◆ What to produce: Go through the data below and gather each line containing "gegenüber".

******

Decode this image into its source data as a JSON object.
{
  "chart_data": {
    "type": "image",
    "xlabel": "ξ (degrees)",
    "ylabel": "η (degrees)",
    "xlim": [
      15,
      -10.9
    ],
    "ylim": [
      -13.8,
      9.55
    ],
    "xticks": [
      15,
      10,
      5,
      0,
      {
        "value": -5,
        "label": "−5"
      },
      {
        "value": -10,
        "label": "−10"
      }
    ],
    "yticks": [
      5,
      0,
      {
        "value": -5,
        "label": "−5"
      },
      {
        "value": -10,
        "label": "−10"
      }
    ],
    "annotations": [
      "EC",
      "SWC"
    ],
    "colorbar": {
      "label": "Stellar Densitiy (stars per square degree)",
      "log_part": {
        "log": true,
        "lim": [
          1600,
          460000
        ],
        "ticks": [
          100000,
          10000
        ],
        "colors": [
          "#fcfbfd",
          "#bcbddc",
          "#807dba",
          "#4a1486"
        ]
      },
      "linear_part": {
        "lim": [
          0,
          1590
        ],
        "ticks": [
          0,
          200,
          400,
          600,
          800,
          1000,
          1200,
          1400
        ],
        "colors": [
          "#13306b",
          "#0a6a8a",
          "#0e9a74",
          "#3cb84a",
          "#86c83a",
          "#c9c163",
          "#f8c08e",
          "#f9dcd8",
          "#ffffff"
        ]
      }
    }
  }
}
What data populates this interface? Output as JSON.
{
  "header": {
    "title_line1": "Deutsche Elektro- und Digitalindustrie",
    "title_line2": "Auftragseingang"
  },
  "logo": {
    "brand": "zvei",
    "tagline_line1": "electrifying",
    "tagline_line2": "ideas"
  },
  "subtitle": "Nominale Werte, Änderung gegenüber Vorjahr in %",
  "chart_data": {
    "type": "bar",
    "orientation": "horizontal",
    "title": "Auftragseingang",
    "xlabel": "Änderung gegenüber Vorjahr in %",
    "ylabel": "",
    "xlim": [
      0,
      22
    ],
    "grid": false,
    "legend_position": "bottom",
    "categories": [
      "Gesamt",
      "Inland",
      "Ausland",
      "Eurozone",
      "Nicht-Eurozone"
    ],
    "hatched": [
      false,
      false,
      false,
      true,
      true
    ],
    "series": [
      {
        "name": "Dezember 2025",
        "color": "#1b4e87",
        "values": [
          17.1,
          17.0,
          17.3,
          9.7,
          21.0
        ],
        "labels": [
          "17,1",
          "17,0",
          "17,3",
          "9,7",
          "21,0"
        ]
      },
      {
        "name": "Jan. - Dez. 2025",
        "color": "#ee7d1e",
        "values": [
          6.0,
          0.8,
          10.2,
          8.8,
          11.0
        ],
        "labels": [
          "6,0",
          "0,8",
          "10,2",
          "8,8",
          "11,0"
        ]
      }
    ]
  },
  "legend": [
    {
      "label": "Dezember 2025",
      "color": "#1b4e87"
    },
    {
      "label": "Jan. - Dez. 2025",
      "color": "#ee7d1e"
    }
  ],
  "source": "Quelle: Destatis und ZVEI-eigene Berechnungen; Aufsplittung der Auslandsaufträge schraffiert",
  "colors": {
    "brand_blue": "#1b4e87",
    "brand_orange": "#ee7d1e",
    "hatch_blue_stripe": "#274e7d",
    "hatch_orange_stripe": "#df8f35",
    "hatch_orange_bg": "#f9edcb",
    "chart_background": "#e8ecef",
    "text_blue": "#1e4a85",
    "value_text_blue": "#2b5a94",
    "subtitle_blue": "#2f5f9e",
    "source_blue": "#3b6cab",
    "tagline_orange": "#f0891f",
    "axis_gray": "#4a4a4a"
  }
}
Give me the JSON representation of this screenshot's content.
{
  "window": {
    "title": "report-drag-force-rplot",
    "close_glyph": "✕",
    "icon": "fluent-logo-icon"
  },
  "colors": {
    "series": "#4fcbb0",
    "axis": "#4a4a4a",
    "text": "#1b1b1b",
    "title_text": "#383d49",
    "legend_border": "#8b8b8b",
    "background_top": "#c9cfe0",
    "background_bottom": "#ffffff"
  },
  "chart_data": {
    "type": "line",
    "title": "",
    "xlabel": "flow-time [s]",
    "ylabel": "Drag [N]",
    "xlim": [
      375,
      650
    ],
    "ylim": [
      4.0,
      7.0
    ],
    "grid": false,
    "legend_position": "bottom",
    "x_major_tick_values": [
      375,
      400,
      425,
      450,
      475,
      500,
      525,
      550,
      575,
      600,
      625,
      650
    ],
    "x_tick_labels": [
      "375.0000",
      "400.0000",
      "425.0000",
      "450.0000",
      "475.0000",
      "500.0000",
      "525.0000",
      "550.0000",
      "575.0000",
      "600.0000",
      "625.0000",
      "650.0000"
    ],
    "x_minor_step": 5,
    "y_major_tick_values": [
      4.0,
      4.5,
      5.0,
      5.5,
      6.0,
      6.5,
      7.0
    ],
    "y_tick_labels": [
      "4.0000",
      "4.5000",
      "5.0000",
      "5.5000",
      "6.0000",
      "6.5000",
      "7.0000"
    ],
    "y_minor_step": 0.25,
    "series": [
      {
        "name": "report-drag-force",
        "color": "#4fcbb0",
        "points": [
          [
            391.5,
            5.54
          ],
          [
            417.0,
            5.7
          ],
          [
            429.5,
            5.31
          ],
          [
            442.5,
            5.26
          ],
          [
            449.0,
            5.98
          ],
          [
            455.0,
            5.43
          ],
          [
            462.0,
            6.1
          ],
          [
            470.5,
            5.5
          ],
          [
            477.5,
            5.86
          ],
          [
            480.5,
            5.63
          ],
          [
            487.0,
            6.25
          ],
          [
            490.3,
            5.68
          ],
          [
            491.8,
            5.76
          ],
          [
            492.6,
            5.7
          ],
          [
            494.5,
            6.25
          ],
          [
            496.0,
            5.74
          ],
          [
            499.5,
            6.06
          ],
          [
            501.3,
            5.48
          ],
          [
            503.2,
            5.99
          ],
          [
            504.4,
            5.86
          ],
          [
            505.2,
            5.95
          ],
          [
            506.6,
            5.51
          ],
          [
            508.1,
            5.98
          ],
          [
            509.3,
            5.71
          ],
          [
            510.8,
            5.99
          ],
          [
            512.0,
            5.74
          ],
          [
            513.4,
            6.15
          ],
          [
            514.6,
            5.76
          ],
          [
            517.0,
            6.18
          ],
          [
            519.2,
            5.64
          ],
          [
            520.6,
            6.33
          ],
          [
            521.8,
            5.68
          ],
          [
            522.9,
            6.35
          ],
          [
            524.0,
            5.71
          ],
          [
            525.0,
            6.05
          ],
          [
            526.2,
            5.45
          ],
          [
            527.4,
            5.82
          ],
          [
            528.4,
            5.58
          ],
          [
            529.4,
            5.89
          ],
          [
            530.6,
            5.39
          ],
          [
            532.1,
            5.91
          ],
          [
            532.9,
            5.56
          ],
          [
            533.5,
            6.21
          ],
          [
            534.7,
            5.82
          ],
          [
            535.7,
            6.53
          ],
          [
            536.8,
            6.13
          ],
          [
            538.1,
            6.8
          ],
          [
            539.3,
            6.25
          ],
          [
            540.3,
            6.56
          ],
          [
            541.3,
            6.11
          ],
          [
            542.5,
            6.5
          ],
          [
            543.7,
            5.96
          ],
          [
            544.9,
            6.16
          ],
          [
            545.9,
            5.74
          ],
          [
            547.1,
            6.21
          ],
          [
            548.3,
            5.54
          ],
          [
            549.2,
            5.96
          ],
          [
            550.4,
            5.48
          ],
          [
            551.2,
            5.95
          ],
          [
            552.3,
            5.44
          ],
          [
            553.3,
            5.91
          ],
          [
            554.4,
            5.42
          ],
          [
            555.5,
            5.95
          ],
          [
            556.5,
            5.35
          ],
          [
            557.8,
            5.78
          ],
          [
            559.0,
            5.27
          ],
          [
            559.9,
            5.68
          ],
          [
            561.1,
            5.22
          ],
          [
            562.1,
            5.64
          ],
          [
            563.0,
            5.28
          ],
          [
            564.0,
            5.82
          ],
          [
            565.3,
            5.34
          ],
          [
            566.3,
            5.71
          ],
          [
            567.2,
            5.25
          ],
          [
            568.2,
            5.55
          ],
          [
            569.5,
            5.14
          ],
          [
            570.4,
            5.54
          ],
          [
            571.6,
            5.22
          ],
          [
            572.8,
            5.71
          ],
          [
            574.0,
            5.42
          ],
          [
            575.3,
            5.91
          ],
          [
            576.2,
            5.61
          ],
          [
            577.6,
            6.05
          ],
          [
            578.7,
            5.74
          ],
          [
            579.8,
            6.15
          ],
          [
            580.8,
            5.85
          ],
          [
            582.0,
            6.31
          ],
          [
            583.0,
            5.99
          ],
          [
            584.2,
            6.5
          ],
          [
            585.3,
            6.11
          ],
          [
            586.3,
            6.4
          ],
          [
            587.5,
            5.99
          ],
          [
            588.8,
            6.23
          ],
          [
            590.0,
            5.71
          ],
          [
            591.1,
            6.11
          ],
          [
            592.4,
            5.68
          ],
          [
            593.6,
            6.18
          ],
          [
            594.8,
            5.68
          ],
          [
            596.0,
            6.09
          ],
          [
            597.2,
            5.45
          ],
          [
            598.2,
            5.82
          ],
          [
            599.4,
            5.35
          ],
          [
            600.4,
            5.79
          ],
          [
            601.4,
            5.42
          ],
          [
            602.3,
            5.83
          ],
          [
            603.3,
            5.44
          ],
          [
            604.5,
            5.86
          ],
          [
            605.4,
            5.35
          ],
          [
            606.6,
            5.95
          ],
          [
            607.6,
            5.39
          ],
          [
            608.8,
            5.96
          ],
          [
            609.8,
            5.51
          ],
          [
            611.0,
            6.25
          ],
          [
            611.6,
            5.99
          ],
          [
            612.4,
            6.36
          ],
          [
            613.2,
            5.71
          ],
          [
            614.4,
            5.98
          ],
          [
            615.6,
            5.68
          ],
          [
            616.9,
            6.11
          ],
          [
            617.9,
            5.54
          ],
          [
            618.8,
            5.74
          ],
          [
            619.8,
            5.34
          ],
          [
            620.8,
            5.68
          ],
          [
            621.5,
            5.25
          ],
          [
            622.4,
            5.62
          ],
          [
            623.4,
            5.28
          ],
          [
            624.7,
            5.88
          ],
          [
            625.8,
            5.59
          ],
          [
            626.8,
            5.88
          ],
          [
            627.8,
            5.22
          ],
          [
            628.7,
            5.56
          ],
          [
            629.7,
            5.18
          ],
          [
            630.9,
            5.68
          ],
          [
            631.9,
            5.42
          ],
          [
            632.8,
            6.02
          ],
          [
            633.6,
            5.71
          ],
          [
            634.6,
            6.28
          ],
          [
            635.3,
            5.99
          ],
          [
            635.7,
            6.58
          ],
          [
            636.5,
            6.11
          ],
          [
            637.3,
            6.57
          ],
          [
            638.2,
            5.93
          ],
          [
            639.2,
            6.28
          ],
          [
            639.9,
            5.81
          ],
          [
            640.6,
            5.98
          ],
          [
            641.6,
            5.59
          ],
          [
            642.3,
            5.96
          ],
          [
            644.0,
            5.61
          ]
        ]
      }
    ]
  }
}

******

◆ Solution below:
  "subtitle": "Nominale Werte, Änderung gegenüber Vorjahr in %",
    "xlabel": "Änderung gegenüber Vorjahr in %",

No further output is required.